▶ **Extracted material**:
— Begin —

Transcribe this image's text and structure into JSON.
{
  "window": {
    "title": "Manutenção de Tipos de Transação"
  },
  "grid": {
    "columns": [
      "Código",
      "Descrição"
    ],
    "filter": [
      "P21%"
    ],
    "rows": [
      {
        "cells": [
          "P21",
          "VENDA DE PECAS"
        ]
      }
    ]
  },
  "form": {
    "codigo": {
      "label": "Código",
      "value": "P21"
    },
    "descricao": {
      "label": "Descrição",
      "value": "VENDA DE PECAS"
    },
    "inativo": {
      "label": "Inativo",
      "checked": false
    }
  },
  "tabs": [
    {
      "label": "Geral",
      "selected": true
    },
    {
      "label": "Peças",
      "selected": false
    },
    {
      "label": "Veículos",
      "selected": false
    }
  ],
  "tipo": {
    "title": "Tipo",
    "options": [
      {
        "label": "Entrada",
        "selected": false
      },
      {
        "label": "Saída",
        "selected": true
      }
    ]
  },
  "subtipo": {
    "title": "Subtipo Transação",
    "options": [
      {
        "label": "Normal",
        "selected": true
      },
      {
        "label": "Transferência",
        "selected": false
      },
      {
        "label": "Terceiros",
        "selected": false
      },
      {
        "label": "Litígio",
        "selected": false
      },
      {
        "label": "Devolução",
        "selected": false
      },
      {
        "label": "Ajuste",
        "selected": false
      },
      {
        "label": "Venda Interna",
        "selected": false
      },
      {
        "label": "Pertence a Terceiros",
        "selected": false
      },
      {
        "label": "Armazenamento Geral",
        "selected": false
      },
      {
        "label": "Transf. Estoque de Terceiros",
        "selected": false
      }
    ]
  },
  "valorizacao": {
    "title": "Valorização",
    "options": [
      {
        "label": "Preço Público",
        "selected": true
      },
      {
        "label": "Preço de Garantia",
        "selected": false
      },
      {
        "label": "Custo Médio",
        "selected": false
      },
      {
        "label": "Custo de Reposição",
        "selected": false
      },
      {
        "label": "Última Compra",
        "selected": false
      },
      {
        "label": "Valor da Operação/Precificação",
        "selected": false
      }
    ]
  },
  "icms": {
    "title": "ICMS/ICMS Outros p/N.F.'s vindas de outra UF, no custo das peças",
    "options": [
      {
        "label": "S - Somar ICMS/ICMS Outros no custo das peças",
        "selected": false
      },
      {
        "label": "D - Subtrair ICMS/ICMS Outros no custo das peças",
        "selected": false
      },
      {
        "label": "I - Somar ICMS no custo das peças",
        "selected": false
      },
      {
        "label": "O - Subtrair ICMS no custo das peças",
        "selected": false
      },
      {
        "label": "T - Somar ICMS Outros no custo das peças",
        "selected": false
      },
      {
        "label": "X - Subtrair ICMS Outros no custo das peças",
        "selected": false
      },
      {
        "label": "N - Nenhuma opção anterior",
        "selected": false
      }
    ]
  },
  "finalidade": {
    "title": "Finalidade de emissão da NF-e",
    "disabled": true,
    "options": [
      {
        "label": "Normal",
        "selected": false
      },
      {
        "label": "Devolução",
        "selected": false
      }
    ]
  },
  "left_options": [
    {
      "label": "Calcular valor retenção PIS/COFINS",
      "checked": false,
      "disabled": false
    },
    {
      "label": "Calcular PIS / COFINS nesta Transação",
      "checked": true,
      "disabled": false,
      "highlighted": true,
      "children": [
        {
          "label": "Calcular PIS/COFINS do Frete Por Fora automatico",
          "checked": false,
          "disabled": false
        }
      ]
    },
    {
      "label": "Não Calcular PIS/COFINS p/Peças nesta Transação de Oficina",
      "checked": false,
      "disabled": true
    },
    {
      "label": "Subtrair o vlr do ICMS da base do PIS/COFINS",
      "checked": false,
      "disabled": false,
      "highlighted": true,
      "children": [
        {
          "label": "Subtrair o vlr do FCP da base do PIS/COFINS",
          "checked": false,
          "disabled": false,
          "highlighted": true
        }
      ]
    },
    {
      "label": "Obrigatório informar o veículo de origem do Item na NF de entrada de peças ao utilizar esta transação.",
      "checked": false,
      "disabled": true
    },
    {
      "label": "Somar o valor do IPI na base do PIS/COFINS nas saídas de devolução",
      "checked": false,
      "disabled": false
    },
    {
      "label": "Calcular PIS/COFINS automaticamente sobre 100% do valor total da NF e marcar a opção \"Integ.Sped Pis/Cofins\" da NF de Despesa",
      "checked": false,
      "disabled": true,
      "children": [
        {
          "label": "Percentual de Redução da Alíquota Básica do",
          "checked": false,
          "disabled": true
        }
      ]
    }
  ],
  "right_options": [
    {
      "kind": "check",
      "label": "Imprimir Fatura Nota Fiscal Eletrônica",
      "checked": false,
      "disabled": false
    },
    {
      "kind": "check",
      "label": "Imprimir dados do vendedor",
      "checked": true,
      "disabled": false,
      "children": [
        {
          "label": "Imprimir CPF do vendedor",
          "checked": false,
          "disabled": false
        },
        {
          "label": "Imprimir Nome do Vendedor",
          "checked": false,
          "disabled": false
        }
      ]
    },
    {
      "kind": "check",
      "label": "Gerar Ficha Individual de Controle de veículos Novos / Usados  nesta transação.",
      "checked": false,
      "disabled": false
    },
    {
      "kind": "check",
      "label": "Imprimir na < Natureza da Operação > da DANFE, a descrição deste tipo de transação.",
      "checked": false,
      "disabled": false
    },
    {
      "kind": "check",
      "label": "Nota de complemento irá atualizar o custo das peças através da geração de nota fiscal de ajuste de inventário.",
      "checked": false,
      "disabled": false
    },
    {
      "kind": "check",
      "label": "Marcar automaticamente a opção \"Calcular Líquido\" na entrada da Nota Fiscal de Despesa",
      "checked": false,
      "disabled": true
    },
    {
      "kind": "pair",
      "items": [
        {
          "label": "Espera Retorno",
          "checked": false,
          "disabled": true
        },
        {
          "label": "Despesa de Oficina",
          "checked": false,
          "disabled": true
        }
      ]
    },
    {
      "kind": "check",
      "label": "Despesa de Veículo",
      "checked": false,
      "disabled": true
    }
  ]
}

— End —

▶ **What to work on**: Reply with one number: the count of lines in the entries that include the word "Oficina".

▶ **Answer below**: 2